» **Input rows**
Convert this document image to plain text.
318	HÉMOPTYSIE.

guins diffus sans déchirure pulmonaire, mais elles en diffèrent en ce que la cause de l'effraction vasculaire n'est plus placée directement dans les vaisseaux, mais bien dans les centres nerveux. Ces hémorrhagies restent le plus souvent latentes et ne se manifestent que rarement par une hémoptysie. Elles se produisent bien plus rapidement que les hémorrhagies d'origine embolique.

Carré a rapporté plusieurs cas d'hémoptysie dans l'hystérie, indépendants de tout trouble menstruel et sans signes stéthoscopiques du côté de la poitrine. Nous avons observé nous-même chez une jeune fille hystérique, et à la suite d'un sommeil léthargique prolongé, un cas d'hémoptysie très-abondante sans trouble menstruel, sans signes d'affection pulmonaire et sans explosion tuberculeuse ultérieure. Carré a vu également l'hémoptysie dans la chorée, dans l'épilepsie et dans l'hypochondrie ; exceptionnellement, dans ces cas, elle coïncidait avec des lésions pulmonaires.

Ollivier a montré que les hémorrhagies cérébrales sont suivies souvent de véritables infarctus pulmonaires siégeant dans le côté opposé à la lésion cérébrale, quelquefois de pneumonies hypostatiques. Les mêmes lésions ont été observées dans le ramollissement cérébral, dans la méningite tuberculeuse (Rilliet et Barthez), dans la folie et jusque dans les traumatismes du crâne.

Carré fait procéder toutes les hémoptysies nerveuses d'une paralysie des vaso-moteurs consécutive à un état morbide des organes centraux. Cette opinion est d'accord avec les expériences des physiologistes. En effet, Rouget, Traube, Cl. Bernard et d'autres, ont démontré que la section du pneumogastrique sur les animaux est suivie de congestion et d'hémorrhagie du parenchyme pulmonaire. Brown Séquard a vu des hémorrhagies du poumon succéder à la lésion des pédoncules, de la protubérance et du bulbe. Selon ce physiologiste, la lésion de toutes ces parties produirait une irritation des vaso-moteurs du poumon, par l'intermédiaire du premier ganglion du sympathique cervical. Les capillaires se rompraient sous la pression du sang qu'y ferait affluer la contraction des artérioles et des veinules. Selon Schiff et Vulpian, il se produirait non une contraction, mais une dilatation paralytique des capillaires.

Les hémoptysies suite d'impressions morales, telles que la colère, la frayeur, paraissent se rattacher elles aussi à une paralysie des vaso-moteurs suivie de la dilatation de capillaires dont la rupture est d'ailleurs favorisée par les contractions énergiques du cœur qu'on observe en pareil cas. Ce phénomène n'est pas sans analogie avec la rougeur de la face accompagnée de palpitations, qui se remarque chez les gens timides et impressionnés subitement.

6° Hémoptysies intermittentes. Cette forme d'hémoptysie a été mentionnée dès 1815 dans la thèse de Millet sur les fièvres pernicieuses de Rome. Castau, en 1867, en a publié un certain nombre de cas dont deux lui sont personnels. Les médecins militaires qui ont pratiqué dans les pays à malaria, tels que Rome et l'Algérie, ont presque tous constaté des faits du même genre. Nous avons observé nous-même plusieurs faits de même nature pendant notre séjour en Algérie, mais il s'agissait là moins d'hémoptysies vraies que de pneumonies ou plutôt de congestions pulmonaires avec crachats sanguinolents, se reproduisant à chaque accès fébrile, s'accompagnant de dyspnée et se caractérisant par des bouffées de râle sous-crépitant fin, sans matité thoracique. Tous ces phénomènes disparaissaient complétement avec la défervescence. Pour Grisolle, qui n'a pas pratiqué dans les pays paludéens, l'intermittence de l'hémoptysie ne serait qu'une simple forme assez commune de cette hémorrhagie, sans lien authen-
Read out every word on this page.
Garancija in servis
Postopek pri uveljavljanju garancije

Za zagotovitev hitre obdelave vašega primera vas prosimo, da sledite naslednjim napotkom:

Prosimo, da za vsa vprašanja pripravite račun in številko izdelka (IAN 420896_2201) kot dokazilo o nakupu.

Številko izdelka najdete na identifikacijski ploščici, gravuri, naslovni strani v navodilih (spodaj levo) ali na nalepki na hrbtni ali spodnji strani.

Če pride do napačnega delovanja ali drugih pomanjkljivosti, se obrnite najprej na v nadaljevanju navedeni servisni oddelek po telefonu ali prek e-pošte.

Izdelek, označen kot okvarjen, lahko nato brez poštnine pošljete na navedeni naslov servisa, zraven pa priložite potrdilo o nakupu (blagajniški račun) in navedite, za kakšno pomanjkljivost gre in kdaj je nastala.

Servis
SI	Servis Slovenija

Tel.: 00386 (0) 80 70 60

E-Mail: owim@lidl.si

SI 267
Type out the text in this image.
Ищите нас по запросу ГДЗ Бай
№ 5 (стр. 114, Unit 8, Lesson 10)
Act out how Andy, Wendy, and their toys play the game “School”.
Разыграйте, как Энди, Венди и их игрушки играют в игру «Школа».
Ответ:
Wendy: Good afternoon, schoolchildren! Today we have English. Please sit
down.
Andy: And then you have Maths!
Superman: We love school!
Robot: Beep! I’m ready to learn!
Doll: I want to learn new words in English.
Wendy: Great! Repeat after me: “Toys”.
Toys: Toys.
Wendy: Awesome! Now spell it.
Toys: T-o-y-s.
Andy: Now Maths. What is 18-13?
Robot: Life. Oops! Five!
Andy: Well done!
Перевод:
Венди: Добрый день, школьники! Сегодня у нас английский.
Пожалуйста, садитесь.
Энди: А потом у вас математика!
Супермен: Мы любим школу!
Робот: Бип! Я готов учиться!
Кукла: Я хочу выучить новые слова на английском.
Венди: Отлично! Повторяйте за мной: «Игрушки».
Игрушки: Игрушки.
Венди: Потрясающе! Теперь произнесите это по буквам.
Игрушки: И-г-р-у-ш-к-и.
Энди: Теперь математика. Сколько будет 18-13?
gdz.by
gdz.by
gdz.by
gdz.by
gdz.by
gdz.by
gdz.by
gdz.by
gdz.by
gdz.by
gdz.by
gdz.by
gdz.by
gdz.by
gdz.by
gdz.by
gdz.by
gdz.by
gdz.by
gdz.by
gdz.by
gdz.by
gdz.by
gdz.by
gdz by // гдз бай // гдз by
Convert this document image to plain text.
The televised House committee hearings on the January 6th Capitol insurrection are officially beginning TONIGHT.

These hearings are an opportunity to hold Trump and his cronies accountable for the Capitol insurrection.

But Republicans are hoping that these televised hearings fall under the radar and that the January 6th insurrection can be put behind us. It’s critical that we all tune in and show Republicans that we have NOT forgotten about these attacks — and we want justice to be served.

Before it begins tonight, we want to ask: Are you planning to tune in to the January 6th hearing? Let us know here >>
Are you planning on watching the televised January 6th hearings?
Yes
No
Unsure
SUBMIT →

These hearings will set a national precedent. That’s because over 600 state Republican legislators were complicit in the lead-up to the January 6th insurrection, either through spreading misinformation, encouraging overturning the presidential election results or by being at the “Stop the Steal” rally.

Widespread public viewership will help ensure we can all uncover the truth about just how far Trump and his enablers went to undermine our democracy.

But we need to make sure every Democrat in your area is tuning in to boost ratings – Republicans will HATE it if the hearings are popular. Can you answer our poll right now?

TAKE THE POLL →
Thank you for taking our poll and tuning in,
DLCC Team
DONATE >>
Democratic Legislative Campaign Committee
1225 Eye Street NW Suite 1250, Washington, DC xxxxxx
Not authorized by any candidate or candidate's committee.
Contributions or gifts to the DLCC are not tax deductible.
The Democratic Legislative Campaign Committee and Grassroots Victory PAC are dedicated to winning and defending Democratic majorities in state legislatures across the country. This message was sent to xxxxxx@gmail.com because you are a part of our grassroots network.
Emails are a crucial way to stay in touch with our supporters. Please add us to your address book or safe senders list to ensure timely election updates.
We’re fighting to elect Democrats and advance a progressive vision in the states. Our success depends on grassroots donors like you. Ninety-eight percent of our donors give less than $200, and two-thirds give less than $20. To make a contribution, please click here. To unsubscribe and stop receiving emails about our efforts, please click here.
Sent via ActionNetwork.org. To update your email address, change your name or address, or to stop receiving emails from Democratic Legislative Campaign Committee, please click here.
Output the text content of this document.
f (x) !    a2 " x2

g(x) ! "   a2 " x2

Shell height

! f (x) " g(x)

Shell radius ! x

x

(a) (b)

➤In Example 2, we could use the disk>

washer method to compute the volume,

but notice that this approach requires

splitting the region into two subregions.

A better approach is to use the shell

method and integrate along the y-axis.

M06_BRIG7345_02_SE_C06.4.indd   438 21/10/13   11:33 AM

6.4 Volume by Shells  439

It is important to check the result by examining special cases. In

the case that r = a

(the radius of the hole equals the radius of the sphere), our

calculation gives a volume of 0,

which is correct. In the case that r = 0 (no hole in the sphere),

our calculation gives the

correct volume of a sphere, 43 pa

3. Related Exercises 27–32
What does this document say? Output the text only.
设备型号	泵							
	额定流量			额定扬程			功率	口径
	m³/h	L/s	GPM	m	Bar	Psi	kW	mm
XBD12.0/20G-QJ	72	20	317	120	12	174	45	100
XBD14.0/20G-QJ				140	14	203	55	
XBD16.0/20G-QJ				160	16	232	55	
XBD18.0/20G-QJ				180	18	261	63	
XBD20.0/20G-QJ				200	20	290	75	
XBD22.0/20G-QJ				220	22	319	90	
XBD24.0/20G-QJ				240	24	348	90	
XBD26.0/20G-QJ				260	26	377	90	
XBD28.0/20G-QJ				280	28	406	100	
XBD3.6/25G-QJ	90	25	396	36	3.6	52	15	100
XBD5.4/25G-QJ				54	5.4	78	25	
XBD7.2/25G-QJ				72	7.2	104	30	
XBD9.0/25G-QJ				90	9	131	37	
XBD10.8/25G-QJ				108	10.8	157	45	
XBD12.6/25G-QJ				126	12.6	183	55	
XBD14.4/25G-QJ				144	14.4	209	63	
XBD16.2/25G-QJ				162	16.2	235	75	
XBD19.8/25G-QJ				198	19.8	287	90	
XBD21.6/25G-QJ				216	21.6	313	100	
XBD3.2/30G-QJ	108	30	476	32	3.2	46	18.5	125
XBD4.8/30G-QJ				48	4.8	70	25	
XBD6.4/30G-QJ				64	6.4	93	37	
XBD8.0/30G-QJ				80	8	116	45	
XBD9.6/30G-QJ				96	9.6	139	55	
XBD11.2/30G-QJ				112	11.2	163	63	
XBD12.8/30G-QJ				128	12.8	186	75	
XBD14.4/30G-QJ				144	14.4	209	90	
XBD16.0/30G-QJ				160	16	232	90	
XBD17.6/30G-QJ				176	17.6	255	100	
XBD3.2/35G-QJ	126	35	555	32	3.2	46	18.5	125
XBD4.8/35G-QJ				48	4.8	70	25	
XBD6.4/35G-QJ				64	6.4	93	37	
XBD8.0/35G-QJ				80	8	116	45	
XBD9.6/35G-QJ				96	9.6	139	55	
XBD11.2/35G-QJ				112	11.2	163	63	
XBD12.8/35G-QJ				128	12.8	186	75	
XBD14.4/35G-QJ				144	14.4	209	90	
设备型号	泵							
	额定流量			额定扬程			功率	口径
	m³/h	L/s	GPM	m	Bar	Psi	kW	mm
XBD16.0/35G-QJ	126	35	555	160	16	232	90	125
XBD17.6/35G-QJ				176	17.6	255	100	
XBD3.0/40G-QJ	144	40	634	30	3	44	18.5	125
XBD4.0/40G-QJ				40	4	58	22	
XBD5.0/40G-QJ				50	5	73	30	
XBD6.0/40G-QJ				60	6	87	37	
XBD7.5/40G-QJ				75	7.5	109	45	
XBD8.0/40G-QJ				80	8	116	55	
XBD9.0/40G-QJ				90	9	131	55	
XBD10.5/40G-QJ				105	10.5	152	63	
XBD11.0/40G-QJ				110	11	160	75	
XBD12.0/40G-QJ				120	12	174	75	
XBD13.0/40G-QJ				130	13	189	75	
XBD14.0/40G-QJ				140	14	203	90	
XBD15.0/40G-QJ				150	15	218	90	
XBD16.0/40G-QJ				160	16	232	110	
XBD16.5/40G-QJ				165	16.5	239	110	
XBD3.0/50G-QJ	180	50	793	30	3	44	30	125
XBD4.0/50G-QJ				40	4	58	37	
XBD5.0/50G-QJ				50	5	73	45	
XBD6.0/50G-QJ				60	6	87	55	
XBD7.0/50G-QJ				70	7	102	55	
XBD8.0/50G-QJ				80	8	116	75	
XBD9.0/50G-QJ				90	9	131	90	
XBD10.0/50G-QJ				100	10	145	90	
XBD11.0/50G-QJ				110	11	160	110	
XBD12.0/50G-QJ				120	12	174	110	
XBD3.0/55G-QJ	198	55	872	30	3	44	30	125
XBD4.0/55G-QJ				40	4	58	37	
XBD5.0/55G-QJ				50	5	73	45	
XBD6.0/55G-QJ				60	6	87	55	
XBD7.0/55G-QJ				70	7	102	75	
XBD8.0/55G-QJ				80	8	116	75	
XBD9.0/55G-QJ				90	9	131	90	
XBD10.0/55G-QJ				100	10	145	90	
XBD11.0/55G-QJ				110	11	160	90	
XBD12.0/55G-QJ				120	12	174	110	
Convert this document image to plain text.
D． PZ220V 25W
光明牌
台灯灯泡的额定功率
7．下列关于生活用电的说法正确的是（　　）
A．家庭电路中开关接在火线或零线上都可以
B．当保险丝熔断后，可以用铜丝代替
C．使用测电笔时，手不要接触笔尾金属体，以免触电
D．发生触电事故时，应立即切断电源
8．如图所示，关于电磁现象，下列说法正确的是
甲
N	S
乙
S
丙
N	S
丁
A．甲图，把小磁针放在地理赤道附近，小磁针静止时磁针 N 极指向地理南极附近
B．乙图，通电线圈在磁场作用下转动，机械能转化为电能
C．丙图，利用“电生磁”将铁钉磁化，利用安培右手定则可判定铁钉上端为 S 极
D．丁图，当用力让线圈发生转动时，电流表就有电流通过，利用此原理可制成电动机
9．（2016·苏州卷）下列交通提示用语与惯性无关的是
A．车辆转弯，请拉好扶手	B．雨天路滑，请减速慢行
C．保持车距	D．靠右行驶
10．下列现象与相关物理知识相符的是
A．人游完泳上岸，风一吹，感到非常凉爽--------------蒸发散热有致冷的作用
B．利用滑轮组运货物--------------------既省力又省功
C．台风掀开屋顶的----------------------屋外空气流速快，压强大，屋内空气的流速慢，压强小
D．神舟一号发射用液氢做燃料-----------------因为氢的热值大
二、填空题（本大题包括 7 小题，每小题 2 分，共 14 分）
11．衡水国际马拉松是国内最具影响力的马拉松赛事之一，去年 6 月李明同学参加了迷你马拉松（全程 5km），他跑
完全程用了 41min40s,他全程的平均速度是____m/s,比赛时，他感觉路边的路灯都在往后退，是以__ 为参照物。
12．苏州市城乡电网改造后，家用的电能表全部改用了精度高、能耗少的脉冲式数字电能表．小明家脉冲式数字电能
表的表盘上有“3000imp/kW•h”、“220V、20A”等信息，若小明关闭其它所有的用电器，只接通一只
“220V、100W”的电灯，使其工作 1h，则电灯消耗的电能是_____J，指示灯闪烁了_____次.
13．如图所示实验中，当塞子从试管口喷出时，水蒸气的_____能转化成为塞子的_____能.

» **Short exercise**
Copy every line of the listing that contains the word "address".

» **Answer to the exercise**
Emails are a crucial way to stay in touch with our supporters. Please add us to your address book or safe senders list to ensure timely election updates.
Sent via ActionNetwork.org. To update your email address, change your name or address, or to stop receiving emails from Democratic Legislative Campaign Committee, please click here.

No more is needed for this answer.